** Exercise goal **
Copy the lines of each of the entries below word for word, omitting the pictures.

─── Dataset

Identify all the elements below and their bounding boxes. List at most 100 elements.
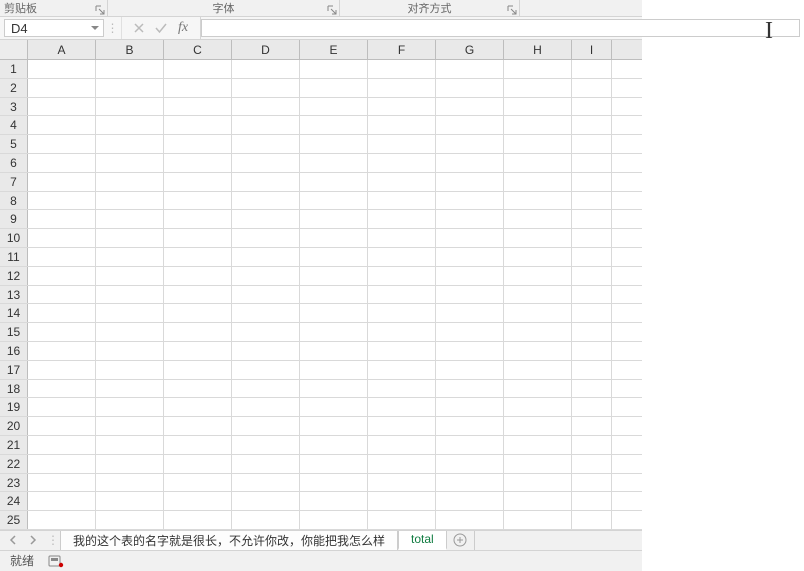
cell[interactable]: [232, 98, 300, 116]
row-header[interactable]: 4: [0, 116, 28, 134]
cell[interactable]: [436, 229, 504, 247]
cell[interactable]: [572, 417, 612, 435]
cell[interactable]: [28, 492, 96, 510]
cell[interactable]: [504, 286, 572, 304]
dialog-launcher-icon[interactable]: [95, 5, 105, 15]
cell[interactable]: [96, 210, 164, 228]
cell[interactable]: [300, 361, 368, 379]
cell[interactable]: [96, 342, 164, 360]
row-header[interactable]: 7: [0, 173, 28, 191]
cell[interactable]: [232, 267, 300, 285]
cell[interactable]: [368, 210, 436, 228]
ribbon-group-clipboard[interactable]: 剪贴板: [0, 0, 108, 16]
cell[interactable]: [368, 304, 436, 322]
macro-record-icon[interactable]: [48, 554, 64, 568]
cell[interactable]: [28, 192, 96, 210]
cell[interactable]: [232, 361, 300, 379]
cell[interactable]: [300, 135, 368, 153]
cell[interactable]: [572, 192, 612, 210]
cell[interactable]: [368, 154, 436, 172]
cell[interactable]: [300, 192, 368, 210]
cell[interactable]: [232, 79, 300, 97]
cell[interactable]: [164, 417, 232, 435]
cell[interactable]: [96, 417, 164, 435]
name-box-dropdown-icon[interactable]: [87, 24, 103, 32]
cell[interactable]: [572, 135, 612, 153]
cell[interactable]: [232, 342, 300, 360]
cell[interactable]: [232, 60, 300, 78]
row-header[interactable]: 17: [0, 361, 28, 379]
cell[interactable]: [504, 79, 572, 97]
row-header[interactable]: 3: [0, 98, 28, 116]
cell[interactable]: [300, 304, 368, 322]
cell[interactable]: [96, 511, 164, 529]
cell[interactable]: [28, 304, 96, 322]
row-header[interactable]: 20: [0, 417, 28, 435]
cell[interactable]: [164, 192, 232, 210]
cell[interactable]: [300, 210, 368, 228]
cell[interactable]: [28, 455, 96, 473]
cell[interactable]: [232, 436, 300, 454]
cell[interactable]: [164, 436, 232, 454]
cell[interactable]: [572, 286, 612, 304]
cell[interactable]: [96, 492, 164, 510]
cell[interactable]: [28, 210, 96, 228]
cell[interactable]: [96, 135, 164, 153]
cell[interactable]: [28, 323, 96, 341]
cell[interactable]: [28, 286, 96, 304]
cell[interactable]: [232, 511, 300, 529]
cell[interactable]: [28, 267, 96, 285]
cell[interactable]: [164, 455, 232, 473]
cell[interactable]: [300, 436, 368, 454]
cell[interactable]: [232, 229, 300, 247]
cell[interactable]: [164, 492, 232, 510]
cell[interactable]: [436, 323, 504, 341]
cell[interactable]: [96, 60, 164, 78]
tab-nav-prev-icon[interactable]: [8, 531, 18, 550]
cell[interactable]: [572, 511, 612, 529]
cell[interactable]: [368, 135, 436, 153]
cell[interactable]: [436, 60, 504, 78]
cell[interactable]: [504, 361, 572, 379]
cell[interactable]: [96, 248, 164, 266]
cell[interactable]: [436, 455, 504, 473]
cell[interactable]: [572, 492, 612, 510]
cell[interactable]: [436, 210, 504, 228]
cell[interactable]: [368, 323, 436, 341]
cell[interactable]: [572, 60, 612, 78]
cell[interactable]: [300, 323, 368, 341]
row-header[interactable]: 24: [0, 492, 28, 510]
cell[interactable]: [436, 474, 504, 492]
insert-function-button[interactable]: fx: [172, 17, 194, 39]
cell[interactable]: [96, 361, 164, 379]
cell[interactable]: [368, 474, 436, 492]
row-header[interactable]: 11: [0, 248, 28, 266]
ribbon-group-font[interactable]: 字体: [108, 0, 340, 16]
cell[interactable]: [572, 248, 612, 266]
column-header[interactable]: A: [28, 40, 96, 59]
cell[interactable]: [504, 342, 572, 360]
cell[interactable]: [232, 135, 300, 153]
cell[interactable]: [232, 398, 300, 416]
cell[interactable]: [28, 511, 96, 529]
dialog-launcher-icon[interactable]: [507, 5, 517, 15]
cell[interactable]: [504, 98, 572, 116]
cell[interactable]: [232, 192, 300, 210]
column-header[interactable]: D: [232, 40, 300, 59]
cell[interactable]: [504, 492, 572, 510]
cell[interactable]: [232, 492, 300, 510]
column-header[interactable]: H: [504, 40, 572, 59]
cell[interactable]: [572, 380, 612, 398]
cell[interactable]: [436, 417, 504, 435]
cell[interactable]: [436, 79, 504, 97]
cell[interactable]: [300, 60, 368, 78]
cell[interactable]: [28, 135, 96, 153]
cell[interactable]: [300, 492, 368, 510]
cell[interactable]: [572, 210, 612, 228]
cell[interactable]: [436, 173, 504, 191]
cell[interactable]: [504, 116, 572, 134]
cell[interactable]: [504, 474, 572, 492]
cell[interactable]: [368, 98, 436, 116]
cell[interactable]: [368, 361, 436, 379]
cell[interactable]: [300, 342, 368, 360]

──────

** Full solution **
Identify all the elements below and their bounding boxes. List at most 100 elements.
cell[interactable]: [232, 98, 300, 116]
row-header[interactable]: 4: [0, 116, 28, 134]
cell[interactable]: [436, 229, 504, 247]
cell[interactable]: [572, 417, 612, 435]
cell[interactable]: [28, 492, 96, 510]
cell[interactable]: [504, 286, 572, 304]
dialog-launcher-icon[interactable]: [95, 5, 105, 15]
cell[interactable]: [96, 210, 164, 228]
cell[interactable]: [300, 361, 368, 379]
cell[interactable]: [96, 342, 164, 360]
row-header[interactable]: 7: [0, 173, 28, 191]
cell[interactable]: [232, 267, 300, 285]
cell[interactable]: [368, 210, 436, 228]
ribbon-group-clipboard[interactable]: 剪贴板: [0, 0, 108, 16]
cell[interactable]: [368, 304, 436, 322]
macro-record-icon[interactable]: [48, 554, 64, 568]
cell[interactable]: [28, 192, 96, 210]
cell[interactable]: [232, 361, 300, 379]
cell[interactable]: [300, 135, 368, 153]
cell[interactable]: [572, 192, 612, 210]
cell[interactable]: [368, 154, 436, 172]
cell[interactable]: [300, 192, 368, 210]
cell[interactable]: [232, 79, 300, 97]
cell[interactable]: [164, 417, 232, 435]
cell[interactable]: [96, 417, 164, 435]
name-box-dropdown-icon[interactable]: [87, 24, 103, 32]
cell[interactable]: [572, 135, 612, 153]
cell[interactable]: [232, 342, 300, 360]
cell[interactable]: [232, 60, 300, 78]
row-header[interactable]: 17: [0, 361, 28, 379]
cell[interactable]: [504, 79, 572, 97]
row-header[interactable]: 3: [0, 98, 28, 116]
cell[interactable]: [300, 304, 368, 322]
cell[interactable]: [96, 511, 164, 529]
cell[interactable]: [28, 304, 96, 322]
row-header[interactable]: 20: [0, 417, 28, 435]
cell[interactable]: [164, 192, 232, 210]
cell[interactable]: [300, 210, 368, 228]
cell[interactable]: [28, 455, 96, 473]
cell[interactable]: [232, 436, 300, 454]
cell[interactable]: [164, 436, 232, 454]
cell[interactable]: [572, 286, 612, 304]
cell[interactable]: [96, 492, 164, 510]
cell[interactable]: [28, 210, 96, 228]
cell[interactable]: [96, 135, 164, 153]
cell[interactable]: [28, 323, 96, 341]
cell[interactable]: [28, 286, 96, 304]
cell[interactable]: [232, 511, 300, 529]
cell[interactable]: [28, 267, 96, 285]
cell[interactable]: [164, 455, 232, 473]
cell[interactable]: [300, 436, 368, 454]
cell[interactable]: [232, 229, 300, 247]
cell[interactable]: [164, 492, 232, 510]
cell[interactable]: [436, 323, 504, 341]
cell[interactable]: [96, 60, 164, 78]
tab-nav-prev-icon[interactable]: [8, 531, 18, 550]
cell[interactable]: [572, 511, 612, 529]
cell[interactable]: [368, 135, 436, 153]
cell[interactable]: [436, 60, 504, 78]
cell[interactable]: [504, 361, 572, 379]
cell[interactable]: [96, 248, 164, 266]
cell[interactable]: [436, 455, 504, 473]
cell[interactable]: [572, 492, 612, 510]
cell[interactable]: [436, 210, 504, 228]
cell[interactable]: [368, 323, 436, 341]
cell[interactable]: [572, 60, 612, 78]
cell[interactable]: [300, 323, 368, 341]
row-header[interactable]: 24: [0, 492, 28, 510]
cell[interactable]: [436, 474, 504, 492]
insert-function-button[interactable]: fx: [172, 17, 194, 39]
cell[interactable]: [96, 361, 164, 379]
cell[interactable]: [368, 474, 436, 492]
row-header[interactable]: 11: [0, 248, 28, 266]
ribbon-group-font[interactable]: 字体: [108, 0, 340, 16]
cell[interactable]: [572, 248, 612, 266]
column-header[interactable]: A: [28, 40, 96, 59]
cell[interactable]: [504, 342, 572, 360]
cell[interactable]: [232, 135, 300, 153]
cell[interactable]: [232, 398, 300, 416]
cell[interactable]: [28, 511, 96, 529]
dialog-launcher-icon[interactable]: [507, 5, 517, 15]
cell[interactable]: [504, 98, 572, 116]
cell[interactable]: [232, 192, 300, 210]
column-header[interactable]: D: [232, 40, 300, 59]
cell[interactable]: [504, 492, 572, 510]
cell[interactable]: [232, 492, 300, 510]
column-header[interactable]: H: [504, 40, 572, 59]
cell[interactable]: [572, 380, 612, 398]
cell[interactable]: [436, 417, 504, 435]
cell[interactable]: [436, 79, 504, 97]
cell[interactable]: [300, 60, 368, 78]
cell[interactable]: [28, 135, 96, 153]
cell[interactable]: [300, 492, 368, 510]
cell[interactable]: [572, 210, 612, 228]
cell[interactable]: [436, 173, 504, 191]
cell[interactable]: [504, 116, 572, 134]
cell[interactable]: [504, 474, 572, 492]
cell[interactable]: [368, 98, 436, 116]
cell[interactable]: [368, 361, 436, 379]
cell[interactable]: [300, 342, 368, 360]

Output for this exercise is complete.